TASK PROMPT
Please reproduce the rows word for word, starting with the first row and going on through the row with "info-value: item.md — [561, 306, 602, 319]", both included.

LISTING
• • • • •

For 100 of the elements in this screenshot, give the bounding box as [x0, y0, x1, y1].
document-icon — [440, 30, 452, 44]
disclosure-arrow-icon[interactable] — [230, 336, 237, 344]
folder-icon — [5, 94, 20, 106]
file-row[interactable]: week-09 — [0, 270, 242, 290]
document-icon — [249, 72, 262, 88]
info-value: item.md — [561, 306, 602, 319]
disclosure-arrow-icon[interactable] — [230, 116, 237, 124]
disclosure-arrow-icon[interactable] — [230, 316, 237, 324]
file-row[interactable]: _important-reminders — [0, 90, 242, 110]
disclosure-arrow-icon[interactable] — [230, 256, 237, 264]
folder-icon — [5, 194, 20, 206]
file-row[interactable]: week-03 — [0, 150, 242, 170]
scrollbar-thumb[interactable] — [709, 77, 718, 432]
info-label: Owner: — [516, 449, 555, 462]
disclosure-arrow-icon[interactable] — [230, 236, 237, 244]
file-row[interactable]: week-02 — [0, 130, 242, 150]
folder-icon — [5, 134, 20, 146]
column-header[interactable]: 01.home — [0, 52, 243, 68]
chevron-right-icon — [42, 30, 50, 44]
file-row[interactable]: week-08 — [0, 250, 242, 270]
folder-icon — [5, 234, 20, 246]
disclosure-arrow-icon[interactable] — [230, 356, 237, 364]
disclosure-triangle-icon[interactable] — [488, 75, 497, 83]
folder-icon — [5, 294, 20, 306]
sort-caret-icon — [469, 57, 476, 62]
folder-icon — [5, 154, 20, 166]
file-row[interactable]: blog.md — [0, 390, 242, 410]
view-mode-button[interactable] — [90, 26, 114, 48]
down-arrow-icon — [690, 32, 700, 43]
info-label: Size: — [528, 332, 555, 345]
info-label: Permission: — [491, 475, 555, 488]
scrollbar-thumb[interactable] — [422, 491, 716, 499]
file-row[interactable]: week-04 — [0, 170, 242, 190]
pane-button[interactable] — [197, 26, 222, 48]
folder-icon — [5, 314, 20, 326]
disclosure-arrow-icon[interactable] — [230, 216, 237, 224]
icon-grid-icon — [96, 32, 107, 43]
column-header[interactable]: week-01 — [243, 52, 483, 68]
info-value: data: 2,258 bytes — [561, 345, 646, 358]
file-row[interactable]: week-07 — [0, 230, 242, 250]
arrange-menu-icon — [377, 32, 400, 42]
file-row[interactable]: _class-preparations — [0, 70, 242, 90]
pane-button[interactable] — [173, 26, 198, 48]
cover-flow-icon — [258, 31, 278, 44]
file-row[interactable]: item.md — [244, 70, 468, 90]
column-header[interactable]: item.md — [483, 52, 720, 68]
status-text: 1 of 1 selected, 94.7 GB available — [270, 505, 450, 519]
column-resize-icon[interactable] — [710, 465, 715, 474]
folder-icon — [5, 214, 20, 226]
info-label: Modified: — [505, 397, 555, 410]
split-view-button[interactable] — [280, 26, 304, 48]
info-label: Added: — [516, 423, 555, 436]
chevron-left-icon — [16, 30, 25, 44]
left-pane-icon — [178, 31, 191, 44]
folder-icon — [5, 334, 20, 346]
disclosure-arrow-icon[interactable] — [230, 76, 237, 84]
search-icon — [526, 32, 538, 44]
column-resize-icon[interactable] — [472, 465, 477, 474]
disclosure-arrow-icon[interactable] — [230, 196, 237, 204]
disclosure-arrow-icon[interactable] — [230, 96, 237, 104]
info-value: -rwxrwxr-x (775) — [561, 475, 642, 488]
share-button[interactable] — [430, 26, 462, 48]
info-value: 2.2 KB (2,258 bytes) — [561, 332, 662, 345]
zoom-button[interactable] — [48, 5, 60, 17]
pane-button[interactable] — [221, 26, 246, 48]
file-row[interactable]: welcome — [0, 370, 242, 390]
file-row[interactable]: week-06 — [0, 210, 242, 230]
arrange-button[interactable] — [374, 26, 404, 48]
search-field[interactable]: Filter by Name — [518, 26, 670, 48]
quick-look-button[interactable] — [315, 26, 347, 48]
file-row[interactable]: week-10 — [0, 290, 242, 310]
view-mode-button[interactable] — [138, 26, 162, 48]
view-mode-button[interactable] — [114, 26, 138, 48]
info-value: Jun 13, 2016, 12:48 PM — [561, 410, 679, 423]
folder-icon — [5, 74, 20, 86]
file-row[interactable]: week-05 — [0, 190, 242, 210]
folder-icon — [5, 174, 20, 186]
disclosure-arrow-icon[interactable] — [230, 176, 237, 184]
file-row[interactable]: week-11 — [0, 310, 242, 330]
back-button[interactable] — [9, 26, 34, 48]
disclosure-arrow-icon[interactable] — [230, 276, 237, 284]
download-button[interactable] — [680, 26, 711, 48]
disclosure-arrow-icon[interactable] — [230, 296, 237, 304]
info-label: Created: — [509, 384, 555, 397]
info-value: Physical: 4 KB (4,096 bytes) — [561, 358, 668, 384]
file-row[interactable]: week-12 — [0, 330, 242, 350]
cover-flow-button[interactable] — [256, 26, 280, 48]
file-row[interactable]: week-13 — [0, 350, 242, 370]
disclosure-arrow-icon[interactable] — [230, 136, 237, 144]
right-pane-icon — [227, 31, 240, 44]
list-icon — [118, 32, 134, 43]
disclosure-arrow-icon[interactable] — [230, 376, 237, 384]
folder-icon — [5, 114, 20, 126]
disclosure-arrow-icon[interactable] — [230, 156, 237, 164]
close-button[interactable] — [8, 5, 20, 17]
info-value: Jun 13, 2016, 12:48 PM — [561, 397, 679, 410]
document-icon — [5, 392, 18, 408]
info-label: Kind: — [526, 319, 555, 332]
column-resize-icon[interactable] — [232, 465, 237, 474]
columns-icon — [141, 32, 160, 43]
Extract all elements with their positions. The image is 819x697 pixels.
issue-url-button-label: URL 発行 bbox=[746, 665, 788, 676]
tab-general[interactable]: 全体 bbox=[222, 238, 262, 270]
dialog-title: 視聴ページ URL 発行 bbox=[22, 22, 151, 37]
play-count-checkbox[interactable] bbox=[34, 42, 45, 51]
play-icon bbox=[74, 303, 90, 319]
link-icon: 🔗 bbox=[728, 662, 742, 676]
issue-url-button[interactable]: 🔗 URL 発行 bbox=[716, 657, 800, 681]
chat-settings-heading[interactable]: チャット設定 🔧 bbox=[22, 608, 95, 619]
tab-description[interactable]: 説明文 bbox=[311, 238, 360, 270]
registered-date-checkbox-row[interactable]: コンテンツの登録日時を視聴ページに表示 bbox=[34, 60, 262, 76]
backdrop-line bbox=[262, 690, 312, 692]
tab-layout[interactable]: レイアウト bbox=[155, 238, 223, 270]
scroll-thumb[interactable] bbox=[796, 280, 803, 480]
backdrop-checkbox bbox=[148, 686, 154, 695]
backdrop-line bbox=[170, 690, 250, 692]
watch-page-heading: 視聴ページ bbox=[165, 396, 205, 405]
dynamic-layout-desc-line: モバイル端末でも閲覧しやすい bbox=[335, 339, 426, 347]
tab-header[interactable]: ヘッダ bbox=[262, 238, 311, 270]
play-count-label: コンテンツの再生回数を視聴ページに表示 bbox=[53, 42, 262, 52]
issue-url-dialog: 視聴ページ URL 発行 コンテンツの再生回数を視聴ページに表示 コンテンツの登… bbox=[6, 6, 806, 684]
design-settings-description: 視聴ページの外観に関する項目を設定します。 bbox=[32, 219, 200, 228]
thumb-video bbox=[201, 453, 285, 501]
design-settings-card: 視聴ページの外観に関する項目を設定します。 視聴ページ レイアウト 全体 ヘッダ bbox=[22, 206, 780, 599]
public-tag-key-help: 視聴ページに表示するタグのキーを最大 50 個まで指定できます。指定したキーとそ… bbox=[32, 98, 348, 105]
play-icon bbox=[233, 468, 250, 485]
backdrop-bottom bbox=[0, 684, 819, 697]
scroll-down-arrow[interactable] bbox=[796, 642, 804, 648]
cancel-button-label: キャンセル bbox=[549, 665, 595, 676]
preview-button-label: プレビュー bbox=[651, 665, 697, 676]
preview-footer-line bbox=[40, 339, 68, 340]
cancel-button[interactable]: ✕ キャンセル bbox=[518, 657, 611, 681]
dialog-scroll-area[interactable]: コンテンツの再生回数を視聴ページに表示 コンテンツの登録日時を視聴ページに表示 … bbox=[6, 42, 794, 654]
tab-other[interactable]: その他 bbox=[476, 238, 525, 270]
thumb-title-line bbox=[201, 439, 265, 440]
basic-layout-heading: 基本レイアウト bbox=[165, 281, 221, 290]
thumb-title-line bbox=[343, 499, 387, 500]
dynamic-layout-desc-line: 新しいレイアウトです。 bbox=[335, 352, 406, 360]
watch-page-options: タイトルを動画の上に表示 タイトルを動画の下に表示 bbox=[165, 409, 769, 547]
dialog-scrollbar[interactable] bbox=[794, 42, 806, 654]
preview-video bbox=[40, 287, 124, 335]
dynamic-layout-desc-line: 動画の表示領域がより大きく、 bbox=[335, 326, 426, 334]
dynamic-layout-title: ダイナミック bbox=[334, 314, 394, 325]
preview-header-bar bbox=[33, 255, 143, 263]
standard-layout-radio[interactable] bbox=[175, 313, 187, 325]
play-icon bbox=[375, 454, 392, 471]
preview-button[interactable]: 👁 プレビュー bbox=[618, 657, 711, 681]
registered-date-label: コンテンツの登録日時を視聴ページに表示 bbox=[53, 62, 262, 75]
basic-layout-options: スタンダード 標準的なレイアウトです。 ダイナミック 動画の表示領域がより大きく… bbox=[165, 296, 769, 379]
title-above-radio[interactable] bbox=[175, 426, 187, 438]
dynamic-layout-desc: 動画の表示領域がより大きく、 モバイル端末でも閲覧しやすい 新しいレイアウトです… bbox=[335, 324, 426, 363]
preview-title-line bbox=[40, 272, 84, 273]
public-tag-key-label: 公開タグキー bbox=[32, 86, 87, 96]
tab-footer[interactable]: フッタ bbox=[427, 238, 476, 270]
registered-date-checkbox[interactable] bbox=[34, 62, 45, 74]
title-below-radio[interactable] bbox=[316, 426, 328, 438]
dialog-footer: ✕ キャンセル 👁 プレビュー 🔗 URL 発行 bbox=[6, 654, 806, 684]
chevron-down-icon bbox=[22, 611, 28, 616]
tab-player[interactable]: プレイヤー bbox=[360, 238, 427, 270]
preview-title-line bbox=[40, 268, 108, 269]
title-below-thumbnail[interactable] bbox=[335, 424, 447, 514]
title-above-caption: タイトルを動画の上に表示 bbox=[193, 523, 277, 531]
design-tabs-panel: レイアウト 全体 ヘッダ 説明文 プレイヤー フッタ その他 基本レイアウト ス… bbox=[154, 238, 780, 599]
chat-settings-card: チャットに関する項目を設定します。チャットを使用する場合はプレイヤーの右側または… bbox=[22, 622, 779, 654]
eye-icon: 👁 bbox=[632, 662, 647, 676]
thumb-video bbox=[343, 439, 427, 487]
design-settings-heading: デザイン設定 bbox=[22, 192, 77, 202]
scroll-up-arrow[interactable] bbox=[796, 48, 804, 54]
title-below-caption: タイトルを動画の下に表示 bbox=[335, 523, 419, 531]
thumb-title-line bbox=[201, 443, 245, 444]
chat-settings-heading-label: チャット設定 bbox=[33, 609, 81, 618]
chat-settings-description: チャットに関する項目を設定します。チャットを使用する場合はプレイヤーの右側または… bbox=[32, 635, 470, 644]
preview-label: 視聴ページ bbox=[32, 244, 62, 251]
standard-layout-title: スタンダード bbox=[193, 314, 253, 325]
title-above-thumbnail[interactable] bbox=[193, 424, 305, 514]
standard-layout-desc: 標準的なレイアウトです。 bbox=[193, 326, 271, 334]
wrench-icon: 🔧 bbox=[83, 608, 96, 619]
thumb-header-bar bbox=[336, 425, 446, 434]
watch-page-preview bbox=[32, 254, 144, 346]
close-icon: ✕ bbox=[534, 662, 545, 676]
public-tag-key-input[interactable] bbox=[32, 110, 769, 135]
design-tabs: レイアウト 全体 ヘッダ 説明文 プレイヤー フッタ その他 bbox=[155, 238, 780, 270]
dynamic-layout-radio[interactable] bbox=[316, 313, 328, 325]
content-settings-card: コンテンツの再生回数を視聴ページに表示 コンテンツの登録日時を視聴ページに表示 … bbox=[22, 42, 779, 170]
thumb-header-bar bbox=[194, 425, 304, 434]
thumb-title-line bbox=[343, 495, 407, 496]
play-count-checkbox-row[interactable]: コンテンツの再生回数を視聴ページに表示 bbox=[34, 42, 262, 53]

• • • • •

COMPLETE OUTPUT
For 100 of the elements in this screenshot, give the bounding box as [x0, y0, x1, y1].
document-icon — [440, 30, 452, 44]
disclosure-arrow-icon[interactable] — [230, 336, 237, 344]
folder-icon — [5, 94, 20, 106]
file-row[interactable]: week-09 — [0, 270, 242, 290]
document-icon — [249, 72, 262, 88]
info-value: item.md — [561, 306, 602, 319]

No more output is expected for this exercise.